Dataset items:
┏━━

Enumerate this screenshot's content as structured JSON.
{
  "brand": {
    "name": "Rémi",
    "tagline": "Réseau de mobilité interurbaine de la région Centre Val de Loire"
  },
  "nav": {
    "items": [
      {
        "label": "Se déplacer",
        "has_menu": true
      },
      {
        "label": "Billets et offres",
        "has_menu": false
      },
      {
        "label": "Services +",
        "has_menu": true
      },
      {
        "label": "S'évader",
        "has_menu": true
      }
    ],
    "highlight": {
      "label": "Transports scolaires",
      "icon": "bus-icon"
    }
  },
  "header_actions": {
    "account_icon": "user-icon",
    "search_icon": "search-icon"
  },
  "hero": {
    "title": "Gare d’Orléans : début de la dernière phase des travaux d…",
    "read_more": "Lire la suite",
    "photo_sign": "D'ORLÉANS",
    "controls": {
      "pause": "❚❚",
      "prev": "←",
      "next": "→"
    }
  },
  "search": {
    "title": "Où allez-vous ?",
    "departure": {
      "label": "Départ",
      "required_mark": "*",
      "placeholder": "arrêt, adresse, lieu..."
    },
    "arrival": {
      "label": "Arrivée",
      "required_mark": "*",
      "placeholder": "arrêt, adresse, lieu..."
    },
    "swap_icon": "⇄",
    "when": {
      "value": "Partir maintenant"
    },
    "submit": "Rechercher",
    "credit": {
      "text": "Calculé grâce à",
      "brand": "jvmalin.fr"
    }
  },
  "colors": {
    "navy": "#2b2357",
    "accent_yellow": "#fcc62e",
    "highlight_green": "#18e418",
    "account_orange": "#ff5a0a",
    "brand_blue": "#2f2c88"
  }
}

┗━━

Repeat each record in full; every line must match exactly.

**Response:**
Enumerate this screenshot's content as structured JSON.
{
  "brand": {
    "name": "Rémi",
    "tagline": "Réseau de mobilité interurbaine de la région Centre Val de Loire"
  },
  "nav": {
    "items": [
      {
        "label": "Se déplacer",
        "has_menu": true
      },
      {
        "label": "Billets et offres",
        "has_menu": false
      },
      {
        "label": "Services +",
        "has_menu": true
      },
      {
        "label": "S'évader",
        "has_menu": true
      }
    ],
    "highlight": {
      "label": "Transports scolaires",
      "icon": "bus-icon"
    }
  },
  "header_actions": {
    "account_icon": "user-icon",
    "search_icon": "search-icon"
  },
  "hero": {
    "title": "Gare d’Orléans : début de la dernière phase des travaux d…",
    "read_more": "Lire la suite",
    "photo_sign": "D'ORLÉANS",
    "controls": {
      "pause": "❚❚",
      "prev": "←",
      "next": "→"
    }
  },
  "search": {
    "title": "Où allez-vous ?",
    "departure": {
      "label": "Départ",
      "required_mark": "*",
      "placeholder": "arrêt, adresse, lieu..."
    },
    "arrival": {
      "label": "Arrivée",
      "required_mark": "*",
      "placeholder": "arrêt, adresse, lieu..."
    },
    "swap_icon": "⇄",
    "when": {
      "value": "Partir maintenant"
    },
    "submit": "Rechercher",
    "credit": {
      "text": "Calculé grâce à",
      "brand": "jvmalin.fr"
    }
  },
  "colors": {
    "navy": "#2b2357",
    "accent_yellow": "#fcc62e",
    "highlight_green": "#18e418",
    "account_orange": "#ff5a0a",
    "brand_blue": "#2f2c88"
  }
}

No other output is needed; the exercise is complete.